**Given text**
============

[Info-vax] Does OpenVMS Use Unicode?

Mon Jun 13 05:27:01 EDT 2016

On Monday, June 13, 2016 at 3:49:32 AM UTC-4, Johnny Billquist wrote:
> On 2016-06-13 03:58, lawrencedo99 at gmail.com wrote:
> > Funny story about Unicode: initially it was going to be a 16-bit code, sufficient to cover all the world’s *current* writing systems. Then I guess its architects got ambitious, and decided to add in all the *historical* writing systems as well. So nowadays it is officially a 20-bit code. But who knows how much more it might grow in future?
> 
> No, it's not officially a 20 bit character coding.
> It's range is actually 0x0 to 0x10FFFF. It's rather weird, but it's 
> fixed, and I don't think it will be extended from that.
> But there are plenty of free space left, so they can continue to make 
> life miserable for many years to come even with the current definition.
> 
> Fun story #2: The Unicode book have Hieroglyphs on the face of it, but 
> it wasn't until Unicode V5.2 in 2009 that you finally had Unicode 
> encoding of Egyptian Hieroglyphs. So for a long time, the book about 
> Unicode, which aimed at encoding all type of writing, used a text on the 
> front page that was not possible to encode in Unicode.
> 
> 	Johnny
> 
> -- 
> Johnny Billquist                  || "I'm on a bus
>                                    ||  on a psychedelic trip
> email: bqt at softjar.se             ||  Reading murder books
> pdp is alive!                     ||  tryin' to stay hip" - B. Idol

Not wanting to be pedantic but we programmers must always remember that there is a huge difference between unicode and UTF-8 (which is one "unicode encoding" of many). IIRC, UTF-8 contains the 0x10FFFF limit just mentioned and that is what Johnny was referring to.

There are internationalization routines built into OpenVMS which can do character conversions as well as timezone stuff (something else which was tacked onto OpenVMS rather than having builtin support) but I have found them woefully inadequate. Check out this Internationalizational demo:
http://www3.sympatico.ca/n.rieck/demo_vms_html/internationalization_demo_101_c.html

What is worse is this: in the OpenVMS world you will find many instances of people storing ASCII, ISO-8859-1, and Windows-1252 (sometimes called ANSI; it implements 32 more characters than ISO-8859-1; the Euro symbol first springs to mind). This all works properly until you start programming for browsers or email. In fact, you might think things are working properly for years until you try to run the stuff through an XML parser which will stop dead in its tracks whenever you declare UTF-8 like this
<?xml version="1.0" encoding="UTF-8"?>
but send any unencoded 8-bit data from ISO-8859-1 or Windows-1252.

p.s. note that XML properly calls this "encoding" but HTML refers to this as "chrset" which can be misleading. BTW, whenever any popular browser encounters an ISO-8859 declaration it pretends it saw Windows-1252. 

Back to Internationalization routines: many programmers rely upon their own functions to first convert from ISO+Windows to Unicode then convert again to UTF-8 before transmission which is what I had to do here:

http://www3.sympatico.ca/n.rieck/demo_vms_html/openvms_demo_index.html#utf-8

Of course you have to reverse every thing whenever you wish to store single byte data

Neil Rieck
Waterloo, Ontario, Canada.

============

**Recorded data**
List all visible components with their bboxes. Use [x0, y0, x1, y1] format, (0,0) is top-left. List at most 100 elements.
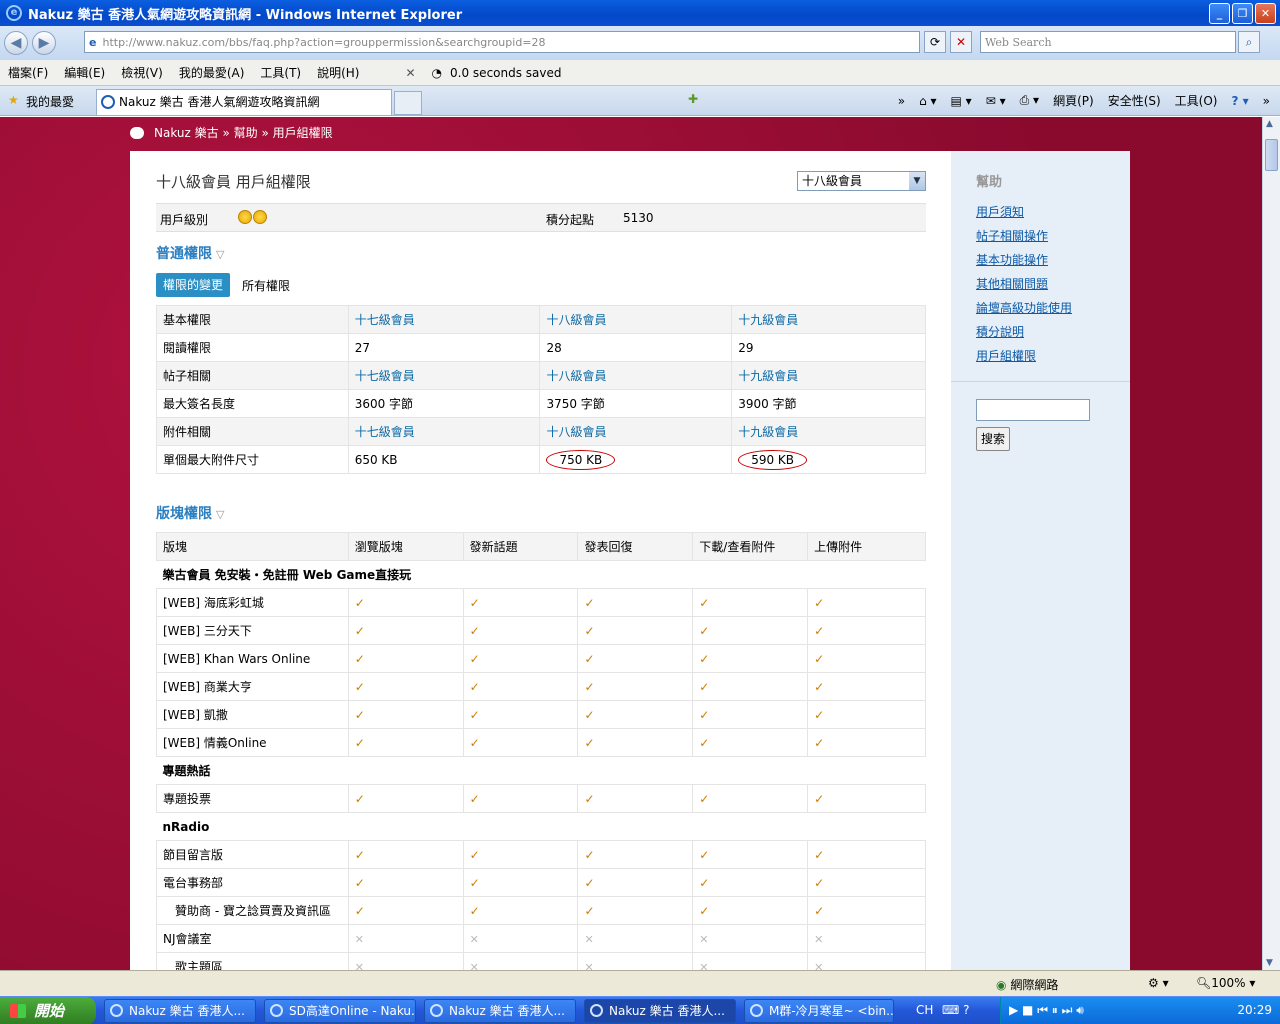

============

**Actions to take**
- 1) From the Unicode thread, set down the passage from "[Info-vax] Does OpenVMS" up to and including "bit character coding.".
- 2) According to the Unicode thread, in which Unicode version and year did Egyptian Hieroglyphs first receive an encoding?
- 3) Using the Unicode thread, explain in one to three sentences when an XML parser will halt on data stored in the OpenVMS world.

**Solutions**
- 1)
[Info-vax] Does OpenVMS Use Unicode?

Mon Jun 13 05:27:01 EDT 2016

On Monday, June 13, 2016 at 3:49:32 AM UTC-4, Johnny Billquist wrote:
> On 2016-06-13 03:58, lawrencedo99 at gmail.com wrote:
> > Funny story about Unicode: initially it was going to be a 16-bit code, sufficient to cover all the world’s *current* writing systems. Then I guess its architects got ambitious, and decided to add in all the *historical* writing systems as well. So nowadays it is officially a 20-bit code. But who knows how much more it might grow in future?
> 
> No, it's not officially a 20 bit character coding.

- 2) Unicode V5.2, in 2009.

- 3) An XML parser will stop when the document declares UTF-8 in its XML declaration but then receives unencoded 8-bit data from ISO-8859-1 or Windows-1252. Such mixed storage can seem to work for years, until the data is run through the parser.